Goal of the exercise: Set down the whole listing verbatim.

Listed records:
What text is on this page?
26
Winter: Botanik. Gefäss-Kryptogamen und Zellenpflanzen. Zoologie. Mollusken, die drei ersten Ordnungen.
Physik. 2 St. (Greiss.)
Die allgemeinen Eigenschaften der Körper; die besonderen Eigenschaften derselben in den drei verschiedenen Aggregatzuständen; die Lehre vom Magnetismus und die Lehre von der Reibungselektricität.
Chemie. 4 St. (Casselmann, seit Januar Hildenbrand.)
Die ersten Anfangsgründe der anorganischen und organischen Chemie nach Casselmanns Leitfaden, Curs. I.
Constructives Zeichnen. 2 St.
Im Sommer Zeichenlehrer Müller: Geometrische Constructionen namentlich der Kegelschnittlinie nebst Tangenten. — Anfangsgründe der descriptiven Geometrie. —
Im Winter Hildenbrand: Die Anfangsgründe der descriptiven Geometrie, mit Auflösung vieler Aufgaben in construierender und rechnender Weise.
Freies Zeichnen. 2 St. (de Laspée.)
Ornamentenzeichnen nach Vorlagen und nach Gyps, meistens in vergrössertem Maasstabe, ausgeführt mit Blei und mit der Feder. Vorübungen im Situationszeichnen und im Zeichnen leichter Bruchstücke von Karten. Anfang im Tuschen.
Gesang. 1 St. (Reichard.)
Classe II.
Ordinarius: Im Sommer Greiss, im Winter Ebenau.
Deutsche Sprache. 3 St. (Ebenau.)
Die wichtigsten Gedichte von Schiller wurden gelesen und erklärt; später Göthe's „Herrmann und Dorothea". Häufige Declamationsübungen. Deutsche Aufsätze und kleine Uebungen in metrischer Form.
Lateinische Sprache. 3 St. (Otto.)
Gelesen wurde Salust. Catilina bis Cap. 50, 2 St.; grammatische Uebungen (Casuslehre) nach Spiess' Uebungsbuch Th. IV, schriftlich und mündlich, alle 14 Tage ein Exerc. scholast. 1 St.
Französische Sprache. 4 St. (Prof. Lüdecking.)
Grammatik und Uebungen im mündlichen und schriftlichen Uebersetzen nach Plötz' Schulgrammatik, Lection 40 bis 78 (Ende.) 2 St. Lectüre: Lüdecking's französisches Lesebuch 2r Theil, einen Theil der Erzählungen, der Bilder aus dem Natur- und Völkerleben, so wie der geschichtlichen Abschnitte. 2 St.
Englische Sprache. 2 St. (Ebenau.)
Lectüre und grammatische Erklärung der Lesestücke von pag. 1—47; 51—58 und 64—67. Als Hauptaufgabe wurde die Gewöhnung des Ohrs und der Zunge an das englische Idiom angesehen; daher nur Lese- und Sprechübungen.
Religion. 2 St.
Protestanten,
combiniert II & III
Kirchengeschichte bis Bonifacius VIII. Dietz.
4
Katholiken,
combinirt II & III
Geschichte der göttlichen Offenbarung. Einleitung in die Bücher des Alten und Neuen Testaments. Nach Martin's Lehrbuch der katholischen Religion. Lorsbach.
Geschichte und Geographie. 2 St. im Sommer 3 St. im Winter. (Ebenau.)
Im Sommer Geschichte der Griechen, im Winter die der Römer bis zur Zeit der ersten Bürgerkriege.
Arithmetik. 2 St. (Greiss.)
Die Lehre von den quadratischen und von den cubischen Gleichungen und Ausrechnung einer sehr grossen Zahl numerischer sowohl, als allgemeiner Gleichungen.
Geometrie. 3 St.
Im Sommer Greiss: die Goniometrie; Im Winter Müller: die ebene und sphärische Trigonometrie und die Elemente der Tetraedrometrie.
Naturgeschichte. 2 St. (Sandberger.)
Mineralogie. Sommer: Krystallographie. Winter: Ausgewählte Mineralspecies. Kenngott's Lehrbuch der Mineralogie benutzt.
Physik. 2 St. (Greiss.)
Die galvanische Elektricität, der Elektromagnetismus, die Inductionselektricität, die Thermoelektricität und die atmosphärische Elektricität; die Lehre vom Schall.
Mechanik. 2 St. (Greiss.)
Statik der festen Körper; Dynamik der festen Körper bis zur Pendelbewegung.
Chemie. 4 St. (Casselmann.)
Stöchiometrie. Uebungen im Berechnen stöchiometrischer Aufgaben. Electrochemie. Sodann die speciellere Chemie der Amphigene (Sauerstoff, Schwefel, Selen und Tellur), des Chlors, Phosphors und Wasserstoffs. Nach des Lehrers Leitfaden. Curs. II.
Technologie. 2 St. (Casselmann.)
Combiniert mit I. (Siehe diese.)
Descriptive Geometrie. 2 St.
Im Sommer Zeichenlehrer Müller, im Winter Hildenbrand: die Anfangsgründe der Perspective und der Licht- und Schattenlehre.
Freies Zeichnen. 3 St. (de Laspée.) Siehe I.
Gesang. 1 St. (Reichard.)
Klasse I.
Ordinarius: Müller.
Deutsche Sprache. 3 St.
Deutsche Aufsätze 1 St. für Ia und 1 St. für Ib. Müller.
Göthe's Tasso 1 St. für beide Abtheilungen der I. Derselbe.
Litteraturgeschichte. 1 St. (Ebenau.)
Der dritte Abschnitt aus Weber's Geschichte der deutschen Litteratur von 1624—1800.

Exercise solution:
What text is on this page?
26
Winter: Botanik. Gefäss-Kryptogamen und Zellenpflanzen. Zoologie. Mollusken, die drei ersten Ordnungen.
Physik. 2 St. (Greiss.)
Die allgemeinen Eigenschaften der Körper; die besonderen Eigenschaften derselben in den drei verschiedenen Aggregatzuständen; die Lehre vom Magnetismus und die Lehre von der Reibungselektricität.
Chemie. 4 St. (Casselmann, seit Januar Hildenbrand.)
Die ersten Anfangsgründe der anorganischen und organischen Chemie nach Casselmanns Leitfaden, Curs. I.
Constructives Zeichnen. 2 St.
Im Sommer Zeichenlehrer Müller: Geometrische Constructionen namentlich der Kegelschnittlinie nebst Tangenten. — Anfangsgründe der descriptiven Geometrie. —
Im Winter Hildenbrand: Die Anfangsgründe der descriptiven Geometrie, mit Auflösung vieler Aufgaben in construierender und rechnender Weise.
Freies Zeichnen. 2 St. (de Laspée.)
Ornamentenzeichnen nach Vorlagen und nach Gyps, meistens in vergrössertem Maasstabe, ausgeführt mit Blei und mit der Feder. Vorübungen im Situationszeichnen und im Zeichnen leichter Bruchstücke von Karten. Anfang im Tuschen.
Gesang. 1 St. (Reichard.)
Classe II.
Ordinarius: Im Sommer Greiss, im Winter Ebenau.
Deutsche Sprache. 3 St. (Ebenau.)
Die wichtigsten Gedichte von Schiller wurden gelesen und erklärt; später Göthe's „Herrmann und Dorothea". Häufige Declamationsübungen. Deutsche Aufsätze und kleine Uebungen in metrischer Form.
Lateinische Sprache. 3 St. (Otto.)
Gelesen wurde Salust. Catilina bis Cap. 50, 2 St.; grammatische Uebungen (Casuslehre) nach Spiess' Uebungsbuch Th. IV, schriftlich und mündlich, alle 14 Tage ein Exerc. scholast. 1 St.
Französische Sprache. 4 St. (Prof. Lüdecking.)
Grammatik und Uebungen im mündlichen und schriftlichen Uebersetzen nach Plötz' Schulgrammatik, Lection 40 bis 78 (Ende.) 2 St. Lectüre: Lüdecking's französisches Lesebuch 2r Theil, einen Theil der Erzählungen, der Bilder aus dem Natur- und Völkerleben, so wie der geschichtlichen Abschnitte. 2 St.
Englische Sprache. 2 St. (Ebenau.)
Lectüre und grammatische Erklärung der Lesestücke von pag. 1—47; 51—58 und 64—67. Als Hauptaufgabe wurde die Gewöhnung des Ohrs und der Zunge an das englische Idiom angesehen; daher nur Lese- und Sprechübungen.
Religion. 2 St.
Protestanten,
combiniert II & III
Kirchengeschichte bis Bonifacius VIII. Dietz.
4
Katholiken,
combinirt II & III
Geschichte der göttlichen Offenbarung. Einleitung in die Bücher des Alten und Neuen Testaments. Nach Martin's Lehrbuch der katholischen Religion. Lorsbach.
Geschichte und Geographie. 2 St. im Sommer 3 St. im Winter. (Ebenau.)
Im Sommer Geschichte der Griechen, im Winter die der Römer bis zur Zeit der ersten Bürgerkriege.
Arithmetik. 2 St. (Greiss.)
Die Lehre von den quadratischen und von den cubischen Gleichungen und Ausrechnung einer sehr grossen Zahl numerischer sowohl, als allgemeiner Gleichungen.
Geometrie. 3 St.
Im Sommer Greiss: die Goniometrie; Im Winter Müller: die ebene und sphärische Trigonometrie und die Elemente der Tetraedrometrie.
Naturgeschichte. 2 St. (Sandberger.)
Mineralogie. Sommer: Krystallographie. Winter: Ausgewählte Mineralspecies. Kenngott's Lehrbuch der Mineralogie benutzt.
Physik. 2 St. (Greiss.)
Die galvanische Elektricität, der Elektromagnetismus, die Inductionselektricität, die Thermoelektricität und die atmosphärische Elektricität; die Lehre vom Schall.
Mechanik. 2 St. (Greiss.)
Statik der festen Körper; Dynamik der festen Körper bis zur Pendelbewegung.
Chemie. 4 St. (Casselmann.)
Stöchiometrie. Uebungen im Berechnen stöchiometrischer Aufgaben. Electrochemie. Sodann die speciellere Chemie der Amphigene (Sauerstoff, Schwefel, Selen und Tellur), des Chlors, Phosphors und Wasserstoffs. Nach des Lehrers Leitfaden. Curs. II.
Technologie. 2 St. (Casselmann.)
Combiniert mit I. (Siehe diese.)
Descriptive Geometrie. 2 St.
Im Sommer Zeichenlehrer Müller, im Winter Hildenbrand: die Anfangsgründe der Perspective und der Licht- und Schattenlehre.
Freies Zeichnen. 3 St. (de Laspée.) Siehe I.
Gesang. 1 St. (Reichard.)
Klasse I.
Ordinarius: Müller.
Deutsche Sprache. 3 St.
Deutsche Aufsätze 1 St. für Ia und 1 St. für Ib. Müller.
Göthe's Tasso 1 St. für beide Abtheilungen der I. Derselbe.
Litteraturgeschichte. 1 St. (Ebenau.)
Der dritte Abschnitt aus Weber's Geschichte der deutschen Litteratur von 1624—1800.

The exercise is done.